-- ENTRIES SHOWN start --
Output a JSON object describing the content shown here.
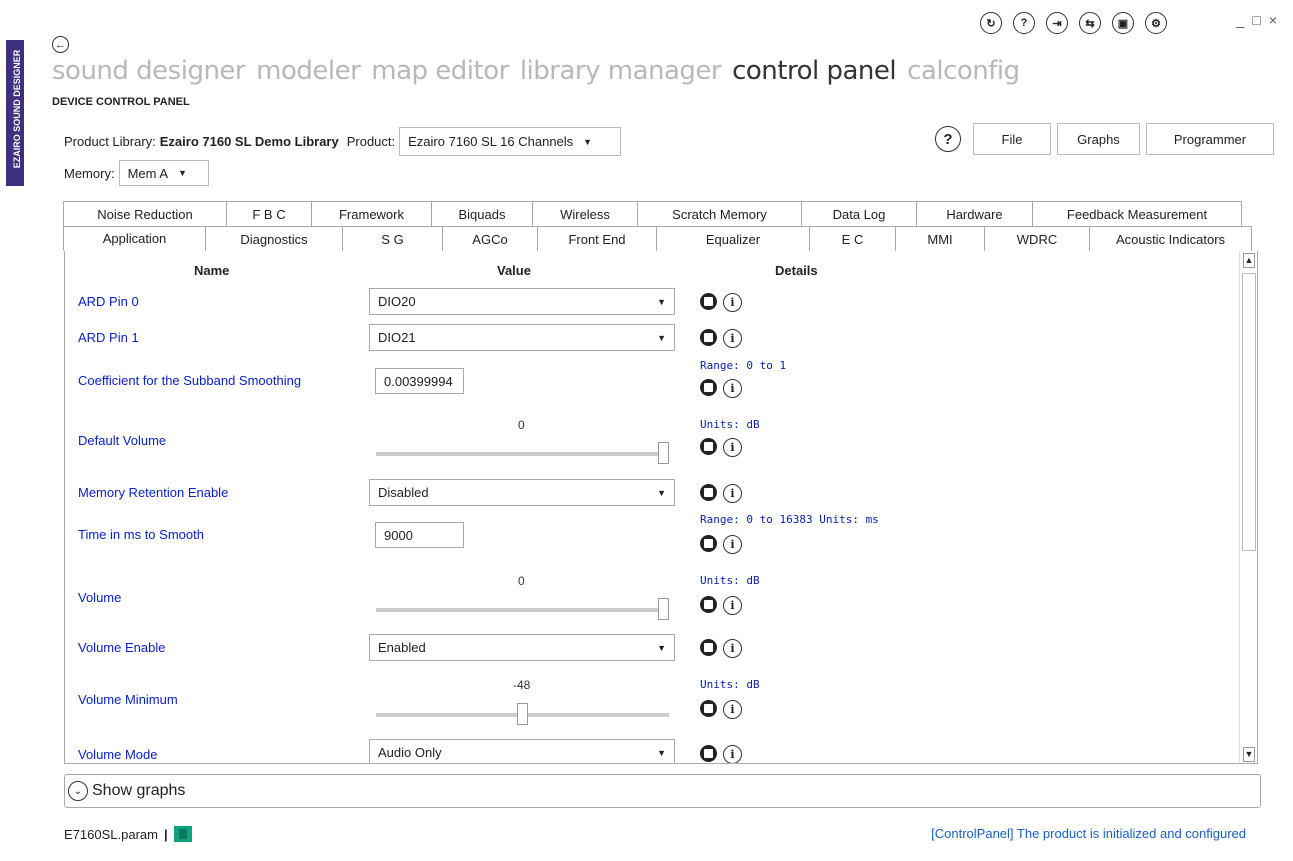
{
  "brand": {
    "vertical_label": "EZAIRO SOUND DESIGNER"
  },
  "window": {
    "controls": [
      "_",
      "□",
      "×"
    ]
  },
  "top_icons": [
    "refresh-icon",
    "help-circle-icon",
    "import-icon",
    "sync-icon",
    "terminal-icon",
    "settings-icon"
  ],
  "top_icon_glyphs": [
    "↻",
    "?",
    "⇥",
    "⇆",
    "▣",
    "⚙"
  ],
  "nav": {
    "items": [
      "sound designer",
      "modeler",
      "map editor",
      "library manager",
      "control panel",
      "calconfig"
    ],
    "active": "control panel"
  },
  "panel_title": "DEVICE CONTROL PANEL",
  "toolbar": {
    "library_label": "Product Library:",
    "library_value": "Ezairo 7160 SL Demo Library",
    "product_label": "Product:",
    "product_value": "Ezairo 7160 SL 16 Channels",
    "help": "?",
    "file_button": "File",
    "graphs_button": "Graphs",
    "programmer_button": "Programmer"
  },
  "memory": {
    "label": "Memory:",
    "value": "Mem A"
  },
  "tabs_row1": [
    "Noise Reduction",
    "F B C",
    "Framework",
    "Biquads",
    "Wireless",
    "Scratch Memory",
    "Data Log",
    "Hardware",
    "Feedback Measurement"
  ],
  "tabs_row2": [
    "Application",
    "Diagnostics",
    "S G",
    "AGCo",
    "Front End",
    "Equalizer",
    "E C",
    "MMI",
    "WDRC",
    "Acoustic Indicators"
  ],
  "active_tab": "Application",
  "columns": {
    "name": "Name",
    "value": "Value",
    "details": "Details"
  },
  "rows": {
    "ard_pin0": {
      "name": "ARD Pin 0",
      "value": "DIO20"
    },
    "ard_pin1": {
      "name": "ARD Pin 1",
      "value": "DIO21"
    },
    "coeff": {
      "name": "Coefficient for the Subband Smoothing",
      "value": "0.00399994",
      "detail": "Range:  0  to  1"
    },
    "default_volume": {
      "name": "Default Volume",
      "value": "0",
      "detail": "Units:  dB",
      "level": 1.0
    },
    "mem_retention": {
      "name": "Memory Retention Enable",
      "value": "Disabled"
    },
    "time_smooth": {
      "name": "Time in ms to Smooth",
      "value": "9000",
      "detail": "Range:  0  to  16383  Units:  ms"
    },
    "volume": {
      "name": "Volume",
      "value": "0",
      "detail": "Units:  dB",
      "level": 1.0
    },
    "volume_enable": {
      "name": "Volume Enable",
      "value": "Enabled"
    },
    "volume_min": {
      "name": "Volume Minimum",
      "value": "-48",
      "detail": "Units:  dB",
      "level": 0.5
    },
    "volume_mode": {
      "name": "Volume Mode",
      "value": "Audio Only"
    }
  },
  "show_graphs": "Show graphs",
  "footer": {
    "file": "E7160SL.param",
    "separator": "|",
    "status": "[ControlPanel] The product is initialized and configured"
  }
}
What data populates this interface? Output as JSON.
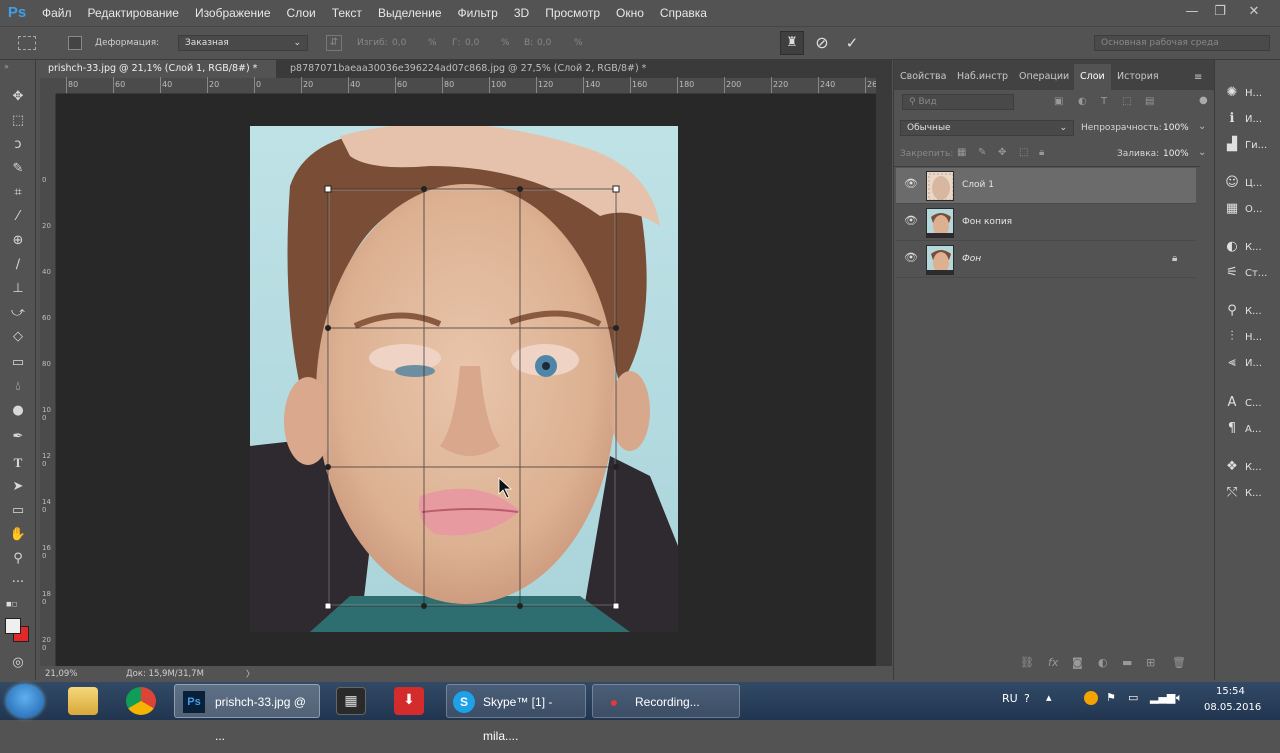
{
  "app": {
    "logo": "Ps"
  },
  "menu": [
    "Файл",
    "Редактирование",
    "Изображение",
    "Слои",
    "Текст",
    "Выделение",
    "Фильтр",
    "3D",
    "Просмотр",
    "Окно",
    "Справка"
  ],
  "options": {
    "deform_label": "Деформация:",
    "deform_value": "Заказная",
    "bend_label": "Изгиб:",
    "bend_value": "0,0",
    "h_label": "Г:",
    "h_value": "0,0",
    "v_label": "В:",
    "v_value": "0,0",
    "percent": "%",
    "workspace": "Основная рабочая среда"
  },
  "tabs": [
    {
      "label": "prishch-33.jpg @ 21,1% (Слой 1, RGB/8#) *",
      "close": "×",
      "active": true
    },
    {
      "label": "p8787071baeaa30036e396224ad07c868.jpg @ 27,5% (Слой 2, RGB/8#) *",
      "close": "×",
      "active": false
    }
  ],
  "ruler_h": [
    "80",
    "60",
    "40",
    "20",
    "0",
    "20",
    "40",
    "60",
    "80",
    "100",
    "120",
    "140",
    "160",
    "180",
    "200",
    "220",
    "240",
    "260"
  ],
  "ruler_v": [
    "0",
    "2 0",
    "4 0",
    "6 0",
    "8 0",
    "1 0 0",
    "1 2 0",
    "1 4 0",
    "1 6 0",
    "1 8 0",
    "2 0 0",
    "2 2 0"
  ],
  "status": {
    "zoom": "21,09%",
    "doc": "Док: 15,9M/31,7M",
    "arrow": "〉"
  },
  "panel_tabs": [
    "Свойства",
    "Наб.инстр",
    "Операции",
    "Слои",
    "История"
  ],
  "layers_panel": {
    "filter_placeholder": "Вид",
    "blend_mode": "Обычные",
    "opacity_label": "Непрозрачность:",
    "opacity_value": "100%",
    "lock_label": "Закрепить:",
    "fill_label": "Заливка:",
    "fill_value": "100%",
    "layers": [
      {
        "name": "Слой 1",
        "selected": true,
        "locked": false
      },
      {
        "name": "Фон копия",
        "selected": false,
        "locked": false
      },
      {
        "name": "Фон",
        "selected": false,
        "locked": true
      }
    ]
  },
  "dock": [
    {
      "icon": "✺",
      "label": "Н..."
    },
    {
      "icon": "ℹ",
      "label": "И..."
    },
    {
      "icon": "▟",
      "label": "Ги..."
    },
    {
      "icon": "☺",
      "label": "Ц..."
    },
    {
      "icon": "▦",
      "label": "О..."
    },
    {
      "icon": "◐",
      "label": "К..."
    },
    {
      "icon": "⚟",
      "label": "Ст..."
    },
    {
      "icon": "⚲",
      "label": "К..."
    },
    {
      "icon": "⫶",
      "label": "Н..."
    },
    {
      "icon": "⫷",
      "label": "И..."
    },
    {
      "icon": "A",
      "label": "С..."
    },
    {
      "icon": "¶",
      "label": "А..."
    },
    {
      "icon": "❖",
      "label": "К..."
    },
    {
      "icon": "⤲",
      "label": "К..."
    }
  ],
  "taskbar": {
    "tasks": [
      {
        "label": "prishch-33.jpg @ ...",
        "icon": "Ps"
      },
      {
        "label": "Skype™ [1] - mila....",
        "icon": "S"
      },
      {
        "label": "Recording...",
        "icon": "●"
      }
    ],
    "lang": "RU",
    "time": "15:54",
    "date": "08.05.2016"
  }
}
-- ENTRIES SHOWN end --
-- ENTRIES SHOWN start --
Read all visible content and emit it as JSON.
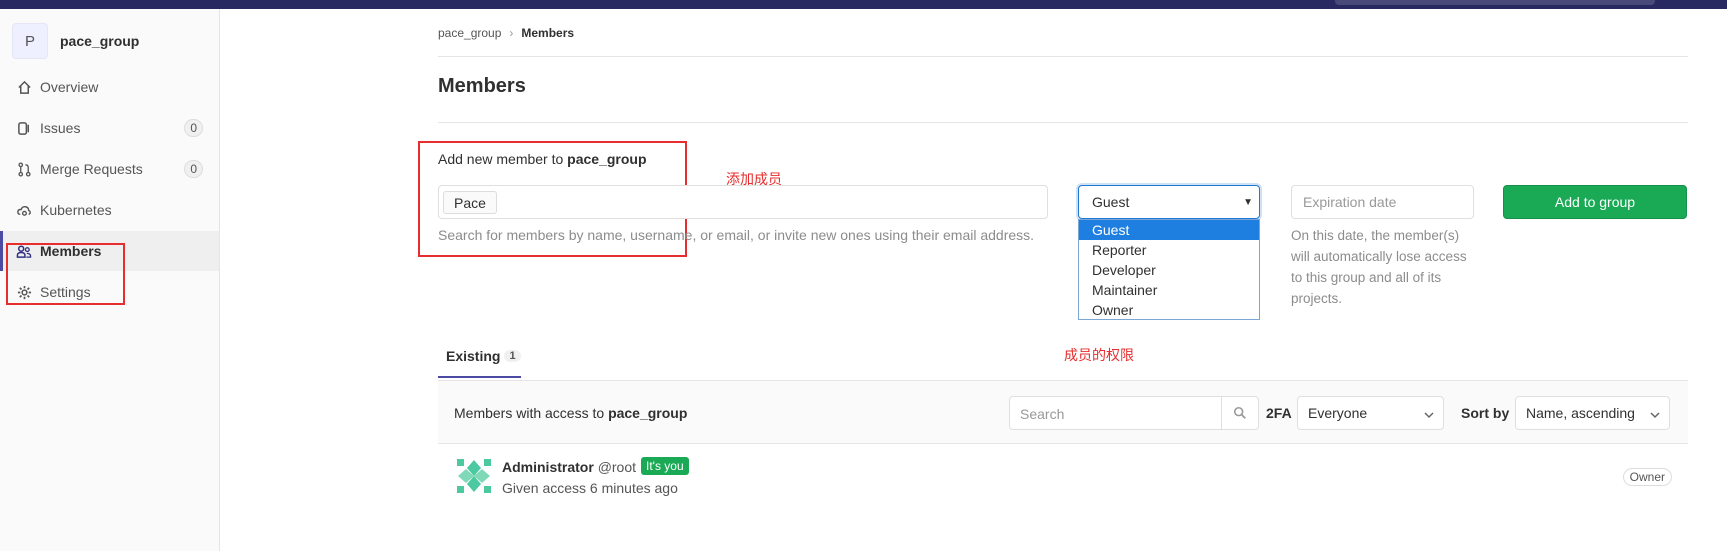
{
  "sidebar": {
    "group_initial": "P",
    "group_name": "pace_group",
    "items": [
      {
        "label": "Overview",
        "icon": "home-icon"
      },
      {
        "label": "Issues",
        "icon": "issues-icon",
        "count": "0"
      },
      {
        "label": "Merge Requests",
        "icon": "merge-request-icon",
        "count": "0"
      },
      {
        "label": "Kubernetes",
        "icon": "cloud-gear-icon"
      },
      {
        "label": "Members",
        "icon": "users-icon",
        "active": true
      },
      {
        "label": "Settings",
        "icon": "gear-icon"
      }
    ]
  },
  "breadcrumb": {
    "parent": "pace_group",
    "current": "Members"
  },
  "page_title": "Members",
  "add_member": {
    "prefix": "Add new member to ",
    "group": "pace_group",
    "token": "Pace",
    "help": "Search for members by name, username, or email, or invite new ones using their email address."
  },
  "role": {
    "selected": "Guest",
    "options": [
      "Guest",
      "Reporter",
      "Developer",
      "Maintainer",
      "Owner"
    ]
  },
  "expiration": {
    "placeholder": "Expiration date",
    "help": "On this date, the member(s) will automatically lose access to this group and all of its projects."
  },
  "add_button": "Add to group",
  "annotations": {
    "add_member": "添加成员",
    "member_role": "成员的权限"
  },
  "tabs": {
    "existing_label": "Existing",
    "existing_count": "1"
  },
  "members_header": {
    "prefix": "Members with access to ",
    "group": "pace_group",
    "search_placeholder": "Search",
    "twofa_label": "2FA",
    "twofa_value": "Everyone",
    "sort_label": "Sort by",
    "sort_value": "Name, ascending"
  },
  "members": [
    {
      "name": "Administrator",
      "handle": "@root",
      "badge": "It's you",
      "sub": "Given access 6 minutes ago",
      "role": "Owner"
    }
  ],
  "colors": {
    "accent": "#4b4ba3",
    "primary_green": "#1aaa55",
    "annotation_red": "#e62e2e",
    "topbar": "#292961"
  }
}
-- ENTRIES SHOWN end --
-- ENTRIES SHOWN start --
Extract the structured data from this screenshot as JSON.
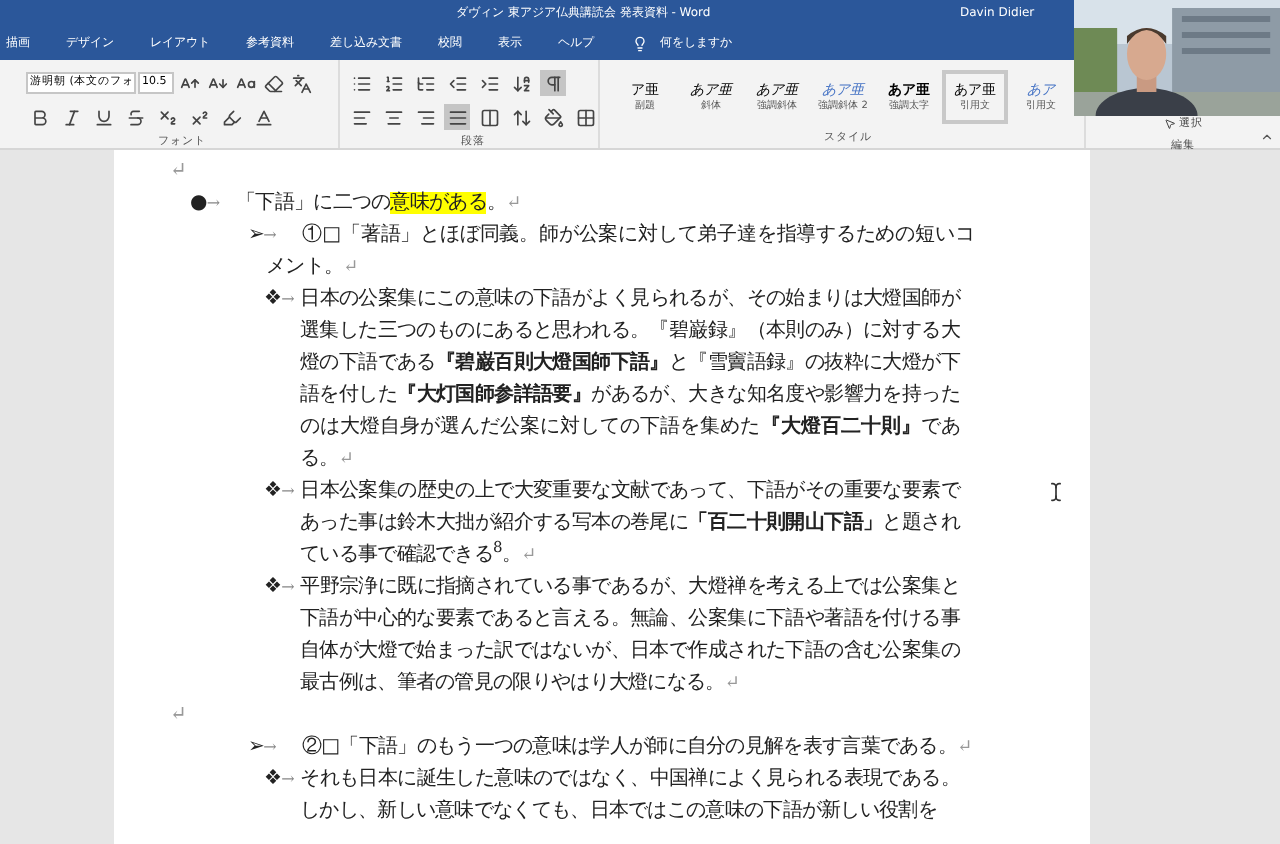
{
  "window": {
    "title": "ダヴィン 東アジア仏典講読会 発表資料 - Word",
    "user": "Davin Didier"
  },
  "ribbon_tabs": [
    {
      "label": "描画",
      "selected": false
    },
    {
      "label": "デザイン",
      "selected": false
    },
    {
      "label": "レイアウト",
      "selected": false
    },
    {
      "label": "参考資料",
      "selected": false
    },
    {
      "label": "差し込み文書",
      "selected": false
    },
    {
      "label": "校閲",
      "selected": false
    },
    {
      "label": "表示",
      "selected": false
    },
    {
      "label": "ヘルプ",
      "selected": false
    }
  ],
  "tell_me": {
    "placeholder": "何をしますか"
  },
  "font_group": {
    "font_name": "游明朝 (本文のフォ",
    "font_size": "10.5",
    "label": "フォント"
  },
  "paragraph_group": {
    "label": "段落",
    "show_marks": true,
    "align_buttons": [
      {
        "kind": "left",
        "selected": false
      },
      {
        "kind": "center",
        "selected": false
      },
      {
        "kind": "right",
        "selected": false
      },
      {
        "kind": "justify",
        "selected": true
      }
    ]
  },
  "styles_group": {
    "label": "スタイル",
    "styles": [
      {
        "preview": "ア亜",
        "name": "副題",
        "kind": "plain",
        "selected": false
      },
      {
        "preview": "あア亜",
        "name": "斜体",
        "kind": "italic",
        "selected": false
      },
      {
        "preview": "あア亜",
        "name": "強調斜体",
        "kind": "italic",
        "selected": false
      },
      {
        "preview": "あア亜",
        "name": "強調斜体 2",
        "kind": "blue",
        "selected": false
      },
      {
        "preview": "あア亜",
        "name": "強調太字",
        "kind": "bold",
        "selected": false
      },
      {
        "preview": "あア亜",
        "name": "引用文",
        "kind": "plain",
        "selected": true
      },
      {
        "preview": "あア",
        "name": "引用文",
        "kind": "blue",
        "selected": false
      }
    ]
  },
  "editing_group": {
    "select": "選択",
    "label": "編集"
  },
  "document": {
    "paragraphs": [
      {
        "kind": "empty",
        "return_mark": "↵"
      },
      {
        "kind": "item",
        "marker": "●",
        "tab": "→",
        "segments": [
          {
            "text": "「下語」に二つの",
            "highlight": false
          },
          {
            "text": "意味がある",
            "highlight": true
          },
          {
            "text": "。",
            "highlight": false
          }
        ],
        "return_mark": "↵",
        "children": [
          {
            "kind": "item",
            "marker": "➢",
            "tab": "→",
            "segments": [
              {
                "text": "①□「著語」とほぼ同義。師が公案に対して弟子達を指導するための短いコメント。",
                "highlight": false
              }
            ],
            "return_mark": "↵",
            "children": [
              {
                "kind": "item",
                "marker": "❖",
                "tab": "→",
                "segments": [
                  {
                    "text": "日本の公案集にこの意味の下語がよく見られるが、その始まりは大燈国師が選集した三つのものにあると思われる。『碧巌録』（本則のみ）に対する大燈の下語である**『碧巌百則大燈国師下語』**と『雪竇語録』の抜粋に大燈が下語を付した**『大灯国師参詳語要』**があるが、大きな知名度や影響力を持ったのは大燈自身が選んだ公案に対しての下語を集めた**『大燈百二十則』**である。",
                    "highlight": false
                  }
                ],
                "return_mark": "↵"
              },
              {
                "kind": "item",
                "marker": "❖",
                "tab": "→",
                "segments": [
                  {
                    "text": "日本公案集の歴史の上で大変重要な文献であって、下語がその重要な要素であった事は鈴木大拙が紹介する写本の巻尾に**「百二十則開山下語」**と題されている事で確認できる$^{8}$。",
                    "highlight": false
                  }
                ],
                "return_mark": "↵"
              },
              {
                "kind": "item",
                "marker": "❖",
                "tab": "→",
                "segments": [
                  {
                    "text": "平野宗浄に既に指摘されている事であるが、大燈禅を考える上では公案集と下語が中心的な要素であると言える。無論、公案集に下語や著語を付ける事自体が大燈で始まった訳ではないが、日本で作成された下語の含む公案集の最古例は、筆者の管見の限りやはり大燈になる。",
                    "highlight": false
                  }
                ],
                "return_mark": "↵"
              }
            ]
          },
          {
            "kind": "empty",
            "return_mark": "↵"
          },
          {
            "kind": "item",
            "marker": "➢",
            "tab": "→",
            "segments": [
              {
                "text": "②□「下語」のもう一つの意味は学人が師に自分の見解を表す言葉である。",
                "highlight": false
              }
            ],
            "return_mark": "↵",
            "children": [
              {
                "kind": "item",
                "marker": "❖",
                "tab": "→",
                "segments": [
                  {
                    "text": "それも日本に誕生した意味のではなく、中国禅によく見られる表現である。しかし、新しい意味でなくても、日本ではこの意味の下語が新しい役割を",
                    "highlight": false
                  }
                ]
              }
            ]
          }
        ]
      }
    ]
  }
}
-- ENTRIES SHOWN end --
REQUIREMENTS
Return only the number of lines in the data that contain "date".

SOLUTION FOR THIS EXERCISE
3